- 抜粋本文
アクティブボード・2010年12月
・・・・・2010年12月 6日更新・・・・・
研究発表を行った学会;
・第24回モロシヌス研究会
2010年 9月17日〜18日(阿蘇)
タイトル;MSM/Ms由来ES細胞を用いたFto遺伝子トラップマウスの表現型解析.
発表者; 館山 浩紀 氏
(熊本大学 生命資源研究・支援センター 表現型クリニック分野)
Abstract;
マウスは大きく分けてMus musculus domesticus,Mus musculus musculus,Mus musculus castaneus,Mus musculus bactrianusの4つの亜種に分類される(Moriwaki et al, 1994)。しかし、研究用近交系マウスのgenetic backgroundのほとんどは、Mus musculus domesticus由来であり、近交系間の遺伝的多様性が少ないといえる。そこで、野生マウスからの近交系樹立が行われてきた。そのひとつであるMSM/Msマウスは日本原産の野生由来マウスであり、castaneus種とmusculus種の交雑種であるMus musculus molossinusに属している。実験用マウスとして一般的なC57BL/6マウスとはゲノムの塩基配列が0.96%異なっており、その表現型もかなり異なっている。例えば、体が小さく俊敏で、発ガン抵抗性や高脂肪食による糖尿病の誘発に抵抗性を示すといった特徴を示している。これらのことからMSM/Msマウスは遺伝的にも形質的にもC57BL/6マウスとは大きく異なっている系統であると考えられる。従って、表現型の異なるこれらのマウス系統を用いて、遺伝子操作を行い、表現型の比較解析を行えば新たな知見が得られると期待される。
そこで、汎用実験用マウス系統由来であるTT2(C57BL/6とCBAのF1)ES細胞と、MSM/Ms由来ES細胞を用いて遺伝子トラップ法を行ない、両方で得られたトラップ系統の中から、肥満や代謝に関わっているFto(Fat mass and obesity associated)遺伝子トラップラインを選び、解析を行った。RT-PCRによる発現解析では、両ラインともホモ接合体でもFto遺伝子の発現が検出された。そこで定量RT-PCRを行った結果、Fto遺伝子の発現量はTT2由来のホモ接合体では14%、MSM/Ms由来のホモ接合体では4%となり、ハイポモルフであることがわかった。また、出生後の体重を測定したところ、TT2由来マウスでは体重の変化が認められなかったのに対して、MSM/Ms由来マウスでは雄のホモ・ヘテロ接合体に体重の減少が認められた。このことから、Fto遺伝子による影響が両系統では異なっていると考えられる。現在さらなる表現型解析を進めており、その結果について報告する。

- 課題 1
上の本文によると、マウスは大きく4つの亜種に分類される。その亜種名をすべて挙げなさい。
- 課題 2
上の本文から「アクティブボード・2010年12月」と「(熊本大学 生命資源研究・支援センター 表現型クリニック分野)」の間を、両端の語句も含めて一字も変えずに書き出しなさい。

- データセット
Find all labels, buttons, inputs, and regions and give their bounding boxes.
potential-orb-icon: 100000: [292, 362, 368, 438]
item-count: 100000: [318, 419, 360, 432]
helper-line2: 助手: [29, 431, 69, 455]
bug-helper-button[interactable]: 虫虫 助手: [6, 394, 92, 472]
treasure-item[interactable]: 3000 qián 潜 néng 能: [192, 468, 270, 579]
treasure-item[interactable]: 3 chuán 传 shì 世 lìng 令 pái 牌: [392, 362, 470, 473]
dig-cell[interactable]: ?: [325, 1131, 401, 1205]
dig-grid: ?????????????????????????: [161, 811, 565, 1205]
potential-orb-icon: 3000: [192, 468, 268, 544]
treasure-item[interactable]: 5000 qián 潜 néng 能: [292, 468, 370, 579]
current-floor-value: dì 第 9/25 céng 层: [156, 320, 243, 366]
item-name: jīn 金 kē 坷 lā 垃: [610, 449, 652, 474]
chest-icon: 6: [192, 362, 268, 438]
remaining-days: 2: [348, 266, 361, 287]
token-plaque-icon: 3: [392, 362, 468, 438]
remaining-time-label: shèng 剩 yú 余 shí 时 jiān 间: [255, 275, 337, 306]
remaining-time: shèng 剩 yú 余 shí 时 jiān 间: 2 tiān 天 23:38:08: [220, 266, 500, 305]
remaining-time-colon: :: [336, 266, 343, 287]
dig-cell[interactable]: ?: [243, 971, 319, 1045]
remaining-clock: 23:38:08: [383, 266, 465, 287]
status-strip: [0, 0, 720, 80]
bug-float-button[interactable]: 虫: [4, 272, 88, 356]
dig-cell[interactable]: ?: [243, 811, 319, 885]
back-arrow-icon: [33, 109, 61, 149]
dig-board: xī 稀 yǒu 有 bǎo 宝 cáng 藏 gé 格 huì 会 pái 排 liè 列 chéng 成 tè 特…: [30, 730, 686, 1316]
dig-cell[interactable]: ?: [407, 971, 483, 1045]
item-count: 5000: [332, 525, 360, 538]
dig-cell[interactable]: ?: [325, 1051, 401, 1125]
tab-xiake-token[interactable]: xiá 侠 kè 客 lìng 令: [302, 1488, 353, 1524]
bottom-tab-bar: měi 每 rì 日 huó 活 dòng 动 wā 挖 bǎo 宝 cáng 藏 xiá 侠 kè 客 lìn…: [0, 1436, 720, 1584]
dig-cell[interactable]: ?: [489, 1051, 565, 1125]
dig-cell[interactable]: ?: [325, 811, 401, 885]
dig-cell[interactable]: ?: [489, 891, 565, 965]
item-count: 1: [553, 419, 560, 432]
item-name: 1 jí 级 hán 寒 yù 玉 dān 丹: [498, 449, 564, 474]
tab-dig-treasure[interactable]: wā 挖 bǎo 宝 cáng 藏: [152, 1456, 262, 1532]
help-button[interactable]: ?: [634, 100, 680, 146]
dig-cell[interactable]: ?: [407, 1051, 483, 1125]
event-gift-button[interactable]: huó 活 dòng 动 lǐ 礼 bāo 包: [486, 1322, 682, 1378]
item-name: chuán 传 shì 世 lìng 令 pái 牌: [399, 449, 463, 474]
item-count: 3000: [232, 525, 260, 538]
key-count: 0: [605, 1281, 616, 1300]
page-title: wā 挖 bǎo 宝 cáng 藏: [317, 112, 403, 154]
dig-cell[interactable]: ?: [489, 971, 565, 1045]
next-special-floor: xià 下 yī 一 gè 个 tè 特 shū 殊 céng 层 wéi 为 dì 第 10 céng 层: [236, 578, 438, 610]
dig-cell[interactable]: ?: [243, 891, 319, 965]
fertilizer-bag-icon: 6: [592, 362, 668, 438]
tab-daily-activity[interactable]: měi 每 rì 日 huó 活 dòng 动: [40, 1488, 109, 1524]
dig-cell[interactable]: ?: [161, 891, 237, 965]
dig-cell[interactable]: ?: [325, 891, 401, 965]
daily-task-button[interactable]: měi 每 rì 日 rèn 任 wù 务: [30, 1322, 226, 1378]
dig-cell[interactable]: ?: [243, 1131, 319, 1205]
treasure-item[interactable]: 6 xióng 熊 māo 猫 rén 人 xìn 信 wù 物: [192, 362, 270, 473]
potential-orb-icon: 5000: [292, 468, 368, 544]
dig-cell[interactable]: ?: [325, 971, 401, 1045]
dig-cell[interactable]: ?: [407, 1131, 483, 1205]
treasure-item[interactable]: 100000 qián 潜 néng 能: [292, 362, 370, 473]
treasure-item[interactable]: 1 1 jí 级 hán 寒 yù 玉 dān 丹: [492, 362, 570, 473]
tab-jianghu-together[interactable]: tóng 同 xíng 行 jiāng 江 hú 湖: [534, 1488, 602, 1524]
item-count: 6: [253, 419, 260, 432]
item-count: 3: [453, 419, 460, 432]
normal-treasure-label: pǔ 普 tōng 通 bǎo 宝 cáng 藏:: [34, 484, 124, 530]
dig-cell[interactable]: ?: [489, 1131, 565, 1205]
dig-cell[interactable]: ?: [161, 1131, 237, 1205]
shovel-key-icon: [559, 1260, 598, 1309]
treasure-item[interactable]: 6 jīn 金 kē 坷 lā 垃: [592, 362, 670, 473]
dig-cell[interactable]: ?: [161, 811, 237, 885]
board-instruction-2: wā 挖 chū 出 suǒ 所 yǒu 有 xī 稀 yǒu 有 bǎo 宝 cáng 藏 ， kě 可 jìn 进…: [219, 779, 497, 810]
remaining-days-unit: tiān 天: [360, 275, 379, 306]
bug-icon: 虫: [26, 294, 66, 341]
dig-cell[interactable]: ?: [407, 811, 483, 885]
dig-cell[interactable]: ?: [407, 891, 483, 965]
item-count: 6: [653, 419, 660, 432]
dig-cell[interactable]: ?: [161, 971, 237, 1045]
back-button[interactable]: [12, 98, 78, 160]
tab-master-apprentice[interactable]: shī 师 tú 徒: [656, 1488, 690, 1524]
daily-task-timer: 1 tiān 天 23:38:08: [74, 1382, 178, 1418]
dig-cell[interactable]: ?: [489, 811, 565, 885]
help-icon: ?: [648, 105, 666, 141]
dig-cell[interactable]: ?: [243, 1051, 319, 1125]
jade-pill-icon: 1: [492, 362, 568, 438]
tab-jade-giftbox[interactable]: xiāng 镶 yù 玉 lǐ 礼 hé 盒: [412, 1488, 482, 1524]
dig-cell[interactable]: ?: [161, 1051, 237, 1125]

- 解答 1
Mus musculus domesticus
Mus musculus musculus
Mus musculus castaneus
Mus musculus bactrianus

- 解答 2
アクティブボード・2010年12月
・・・・・2010年12月 6日更新・・・・・
研究発表を行った学会;
・第24回モロシヌス研究会
2010年 9月17日〜18日(阿蘇)
タイトル;MSM/Ms由来ES細胞を用いたFto遺伝子トラップマウスの表現型解析.
発表者; 館山 浩紀 氏
(熊本大学 生命資源研究・支援センター 表現型クリニック分野)